→ THE DATA
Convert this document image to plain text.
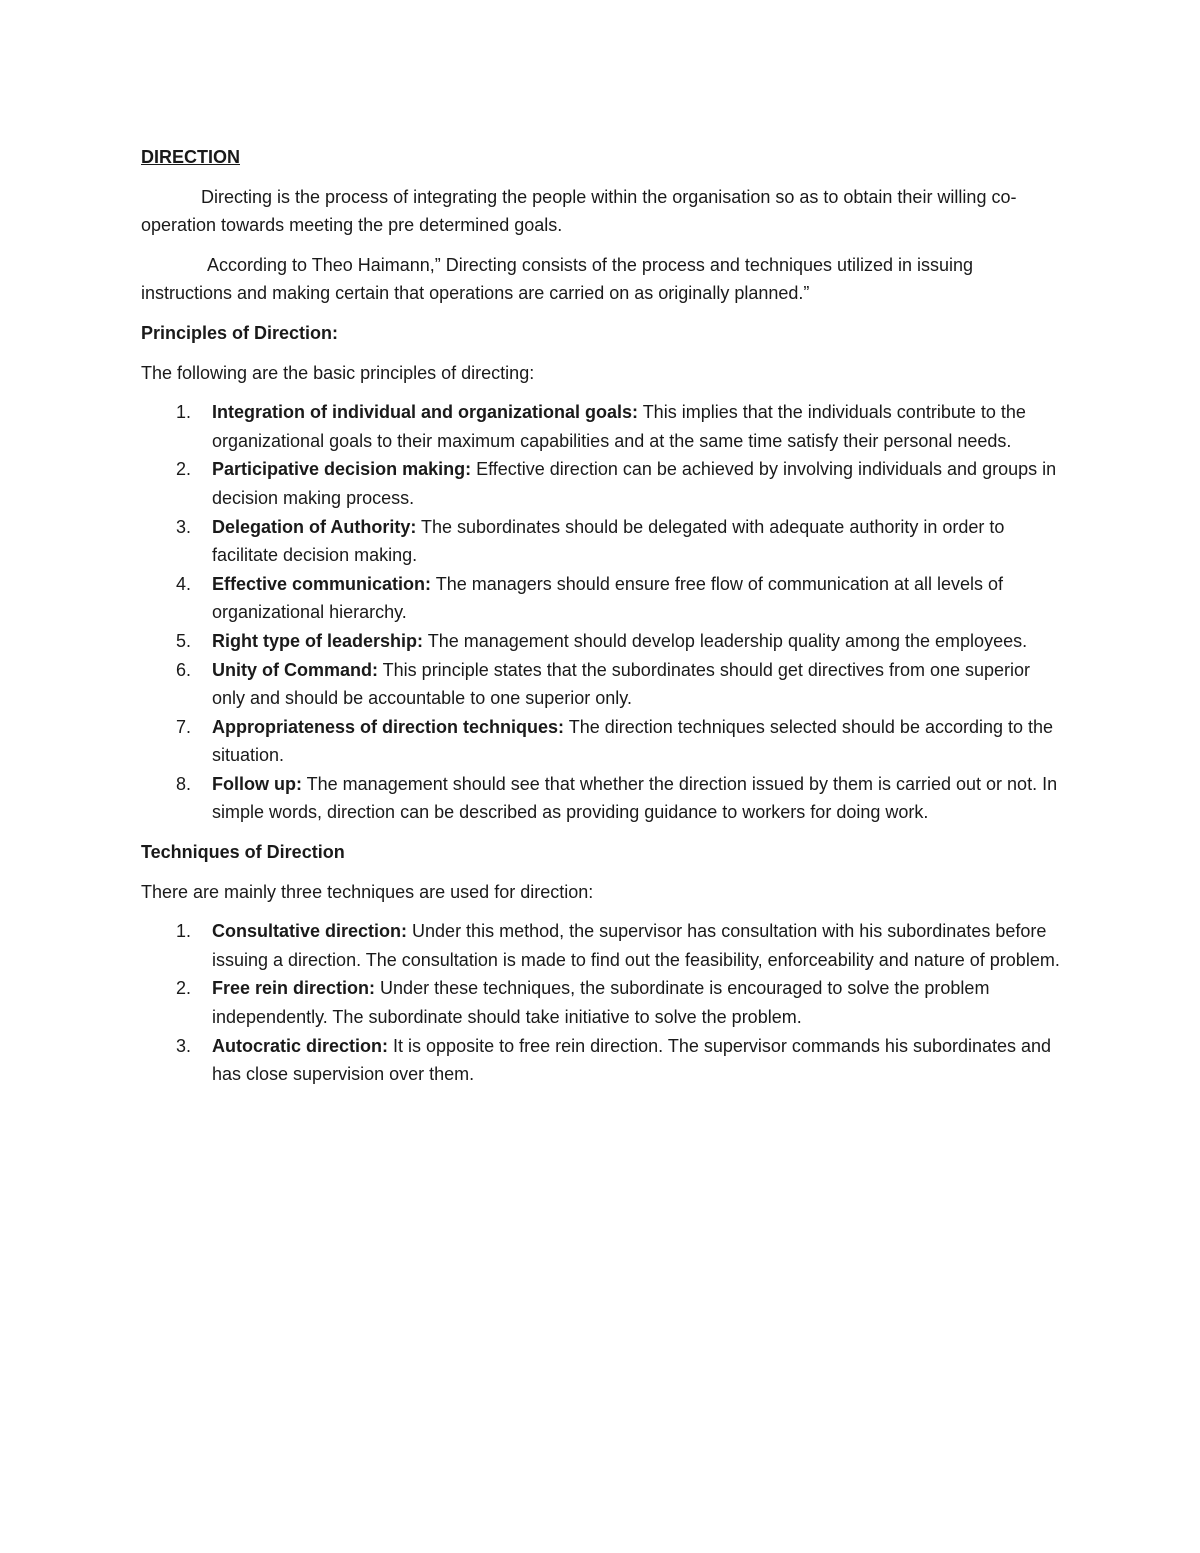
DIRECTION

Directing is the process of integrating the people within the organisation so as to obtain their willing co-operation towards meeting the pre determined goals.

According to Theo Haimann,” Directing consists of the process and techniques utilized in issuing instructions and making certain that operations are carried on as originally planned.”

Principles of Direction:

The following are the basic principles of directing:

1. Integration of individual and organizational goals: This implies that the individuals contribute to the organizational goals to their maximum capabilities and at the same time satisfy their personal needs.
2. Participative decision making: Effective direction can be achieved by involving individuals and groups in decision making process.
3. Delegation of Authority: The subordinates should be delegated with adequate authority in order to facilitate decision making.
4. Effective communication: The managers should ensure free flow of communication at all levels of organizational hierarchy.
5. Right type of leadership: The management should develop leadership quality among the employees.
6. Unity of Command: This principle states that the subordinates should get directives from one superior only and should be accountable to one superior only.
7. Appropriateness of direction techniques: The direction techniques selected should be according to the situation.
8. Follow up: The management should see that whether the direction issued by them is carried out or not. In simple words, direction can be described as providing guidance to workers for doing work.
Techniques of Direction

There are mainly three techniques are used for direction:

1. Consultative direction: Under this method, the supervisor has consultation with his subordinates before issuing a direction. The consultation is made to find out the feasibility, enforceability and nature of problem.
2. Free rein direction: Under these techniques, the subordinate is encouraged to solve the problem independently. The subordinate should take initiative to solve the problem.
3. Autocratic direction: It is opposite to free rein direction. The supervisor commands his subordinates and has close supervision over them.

→ WORK REQUIRED
Find every line with "subordinates" in the listing and state how many there are, nothing else.

→ CORRECT ANSWER
4